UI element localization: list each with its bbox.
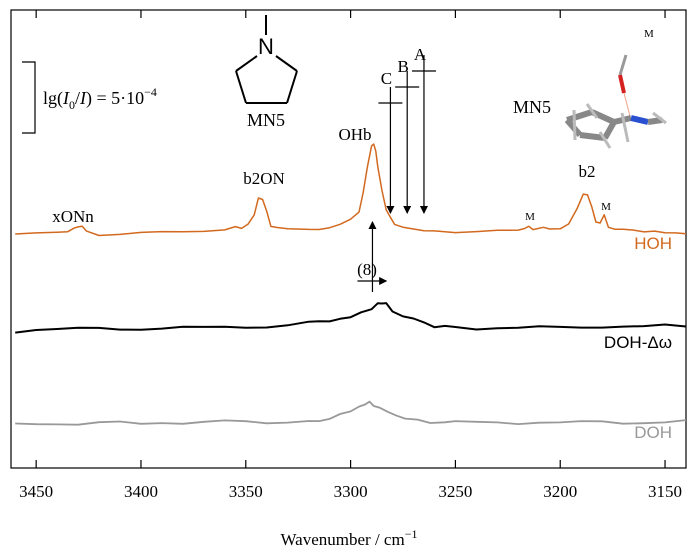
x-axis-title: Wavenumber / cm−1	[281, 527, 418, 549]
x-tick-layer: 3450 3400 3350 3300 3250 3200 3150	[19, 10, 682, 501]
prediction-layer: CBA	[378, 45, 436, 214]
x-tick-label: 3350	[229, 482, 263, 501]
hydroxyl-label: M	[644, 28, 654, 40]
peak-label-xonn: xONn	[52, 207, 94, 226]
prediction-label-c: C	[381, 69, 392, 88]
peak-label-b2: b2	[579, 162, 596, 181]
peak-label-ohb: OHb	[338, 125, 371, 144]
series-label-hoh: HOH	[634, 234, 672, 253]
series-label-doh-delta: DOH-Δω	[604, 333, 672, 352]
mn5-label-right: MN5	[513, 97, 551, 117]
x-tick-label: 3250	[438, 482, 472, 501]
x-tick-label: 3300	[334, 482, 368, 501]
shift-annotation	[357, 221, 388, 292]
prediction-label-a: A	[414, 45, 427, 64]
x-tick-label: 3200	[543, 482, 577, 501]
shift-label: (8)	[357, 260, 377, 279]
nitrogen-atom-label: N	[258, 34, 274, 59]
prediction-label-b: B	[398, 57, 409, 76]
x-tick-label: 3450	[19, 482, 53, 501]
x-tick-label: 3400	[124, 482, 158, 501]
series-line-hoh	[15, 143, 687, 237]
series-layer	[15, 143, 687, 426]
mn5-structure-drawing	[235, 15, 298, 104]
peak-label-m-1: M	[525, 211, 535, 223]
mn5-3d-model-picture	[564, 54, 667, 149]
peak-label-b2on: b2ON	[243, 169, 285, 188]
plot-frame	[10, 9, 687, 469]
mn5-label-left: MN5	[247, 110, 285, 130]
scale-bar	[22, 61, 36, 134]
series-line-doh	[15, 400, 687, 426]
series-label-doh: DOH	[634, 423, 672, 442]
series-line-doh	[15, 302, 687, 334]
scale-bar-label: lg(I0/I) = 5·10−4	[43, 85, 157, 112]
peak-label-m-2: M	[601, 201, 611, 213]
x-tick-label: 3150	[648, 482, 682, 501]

..............................

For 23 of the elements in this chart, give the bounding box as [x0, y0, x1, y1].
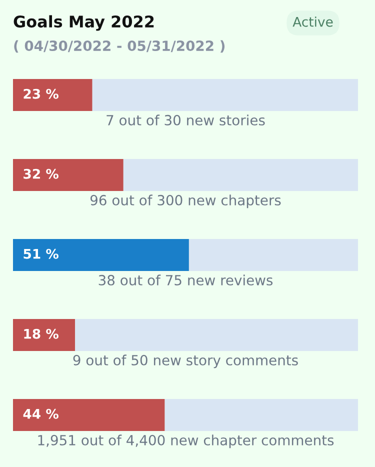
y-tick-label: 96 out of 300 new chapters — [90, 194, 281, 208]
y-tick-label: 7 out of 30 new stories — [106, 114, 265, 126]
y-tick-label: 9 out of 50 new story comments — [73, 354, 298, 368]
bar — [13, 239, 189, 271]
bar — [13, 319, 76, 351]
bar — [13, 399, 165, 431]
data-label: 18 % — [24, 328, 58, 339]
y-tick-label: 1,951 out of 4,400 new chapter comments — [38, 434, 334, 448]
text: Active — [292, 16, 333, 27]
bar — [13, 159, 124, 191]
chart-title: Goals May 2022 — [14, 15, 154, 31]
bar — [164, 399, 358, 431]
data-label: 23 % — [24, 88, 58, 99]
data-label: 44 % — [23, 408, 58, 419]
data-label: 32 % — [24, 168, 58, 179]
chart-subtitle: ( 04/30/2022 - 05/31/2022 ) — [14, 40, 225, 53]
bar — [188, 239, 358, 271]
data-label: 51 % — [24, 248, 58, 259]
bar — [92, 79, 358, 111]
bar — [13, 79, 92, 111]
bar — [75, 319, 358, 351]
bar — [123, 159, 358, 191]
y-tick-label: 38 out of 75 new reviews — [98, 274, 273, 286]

..............................

*WHAT THIS TASK INVOLVES:*
Give the records from the line containing "x-axis-title: Wavenumber /" through the line containing "97, 551, 117]" as a Markdown table with the columns Row and Line. Number each row and leave out blank lines.

*REPLY:*
| Row | Line |
|---|---|
| 1 | x-axis-title: Wavenumber / cm−1	[281, 527, 418, 549] |
| 2 | x-tick-layer: 3450 3400 3350 3300 3250 3200 3150	[19, 10, 682, 501] |
| 3 | prediction-layer: CBA	[378, 45, 436, 214] |
| 4 | x-tick-label: 3350	[229, 482, 263, 501] |
| 5 | hydroxyl-label: M	[644, 28, 654, 40] |
| 6 | peak-label-xonn: xONn	[52, 207, 94, 226] |
| 7 | prediction-label-c: C	[381, 69, 392, 88] |
| 8 | peak-label-b2: b2	[579, 162, 596, 181] |
| 9 | peak-label-ohb: OHb	[338, 125, 371, 144] |
| 10 | series-label-hoh: HOH	[634, 234, 672, 253] |
| 11 | series-label-doh-delta: DOH-Δω	[604, 333, 672, 352] |
| 12 | mn5-label-right: MN5	[513, 97, 551, 117] |